Data lines:

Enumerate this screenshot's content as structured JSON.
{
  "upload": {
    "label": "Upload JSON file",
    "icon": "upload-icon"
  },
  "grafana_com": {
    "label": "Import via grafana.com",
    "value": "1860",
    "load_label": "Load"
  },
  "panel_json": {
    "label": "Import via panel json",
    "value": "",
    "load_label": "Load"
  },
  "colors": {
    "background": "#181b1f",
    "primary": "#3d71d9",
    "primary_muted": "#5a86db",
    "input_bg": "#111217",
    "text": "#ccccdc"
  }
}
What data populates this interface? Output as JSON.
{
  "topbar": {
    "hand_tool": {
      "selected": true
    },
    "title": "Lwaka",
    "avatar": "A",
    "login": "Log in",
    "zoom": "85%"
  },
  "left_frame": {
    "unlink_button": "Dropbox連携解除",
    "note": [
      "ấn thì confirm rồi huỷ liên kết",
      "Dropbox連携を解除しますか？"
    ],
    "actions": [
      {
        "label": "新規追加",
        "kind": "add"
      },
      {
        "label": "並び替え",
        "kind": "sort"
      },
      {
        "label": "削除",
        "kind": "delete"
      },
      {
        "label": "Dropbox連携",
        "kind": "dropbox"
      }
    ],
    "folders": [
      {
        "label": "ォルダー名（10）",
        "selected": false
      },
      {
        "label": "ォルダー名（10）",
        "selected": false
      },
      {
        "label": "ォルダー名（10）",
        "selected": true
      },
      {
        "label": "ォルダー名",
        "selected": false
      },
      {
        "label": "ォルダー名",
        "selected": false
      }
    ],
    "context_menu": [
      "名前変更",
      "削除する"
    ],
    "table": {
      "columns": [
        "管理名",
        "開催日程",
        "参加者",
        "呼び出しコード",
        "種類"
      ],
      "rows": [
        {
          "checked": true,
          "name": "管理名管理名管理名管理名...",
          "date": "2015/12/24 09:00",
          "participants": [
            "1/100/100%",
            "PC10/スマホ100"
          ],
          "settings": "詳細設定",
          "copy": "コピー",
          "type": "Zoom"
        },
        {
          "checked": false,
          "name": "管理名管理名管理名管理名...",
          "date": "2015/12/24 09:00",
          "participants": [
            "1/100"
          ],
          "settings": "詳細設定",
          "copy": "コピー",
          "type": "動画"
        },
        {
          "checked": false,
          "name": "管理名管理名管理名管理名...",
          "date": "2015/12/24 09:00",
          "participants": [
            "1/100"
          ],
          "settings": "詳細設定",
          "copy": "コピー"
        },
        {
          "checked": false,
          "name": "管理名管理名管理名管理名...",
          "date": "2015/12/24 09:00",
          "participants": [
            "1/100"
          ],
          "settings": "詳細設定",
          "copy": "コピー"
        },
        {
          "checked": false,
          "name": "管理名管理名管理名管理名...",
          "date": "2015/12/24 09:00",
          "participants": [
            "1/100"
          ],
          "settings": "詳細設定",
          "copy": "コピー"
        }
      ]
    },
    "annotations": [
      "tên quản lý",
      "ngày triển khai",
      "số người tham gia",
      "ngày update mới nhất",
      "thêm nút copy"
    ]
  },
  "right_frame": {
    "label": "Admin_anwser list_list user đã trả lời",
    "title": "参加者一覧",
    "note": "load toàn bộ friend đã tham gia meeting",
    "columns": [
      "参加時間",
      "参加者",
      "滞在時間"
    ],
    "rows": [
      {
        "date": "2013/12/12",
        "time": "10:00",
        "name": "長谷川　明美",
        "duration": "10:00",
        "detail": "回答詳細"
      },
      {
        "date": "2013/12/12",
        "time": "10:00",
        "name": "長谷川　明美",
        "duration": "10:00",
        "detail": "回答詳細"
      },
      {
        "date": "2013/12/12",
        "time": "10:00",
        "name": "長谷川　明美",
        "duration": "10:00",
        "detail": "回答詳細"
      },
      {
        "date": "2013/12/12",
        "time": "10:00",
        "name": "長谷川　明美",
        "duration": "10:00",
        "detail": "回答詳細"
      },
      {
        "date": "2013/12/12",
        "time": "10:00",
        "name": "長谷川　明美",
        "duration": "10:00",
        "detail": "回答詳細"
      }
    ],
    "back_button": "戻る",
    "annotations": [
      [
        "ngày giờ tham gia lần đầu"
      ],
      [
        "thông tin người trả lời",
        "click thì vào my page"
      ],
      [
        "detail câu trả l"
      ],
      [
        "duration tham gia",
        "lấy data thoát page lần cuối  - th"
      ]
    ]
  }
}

Short task:
List the lines that contain the word "ngày".

Result below:
      "ngày triển khai",
      "ngày update mới nhất",
        "ngày giờ tham gia lần đầu"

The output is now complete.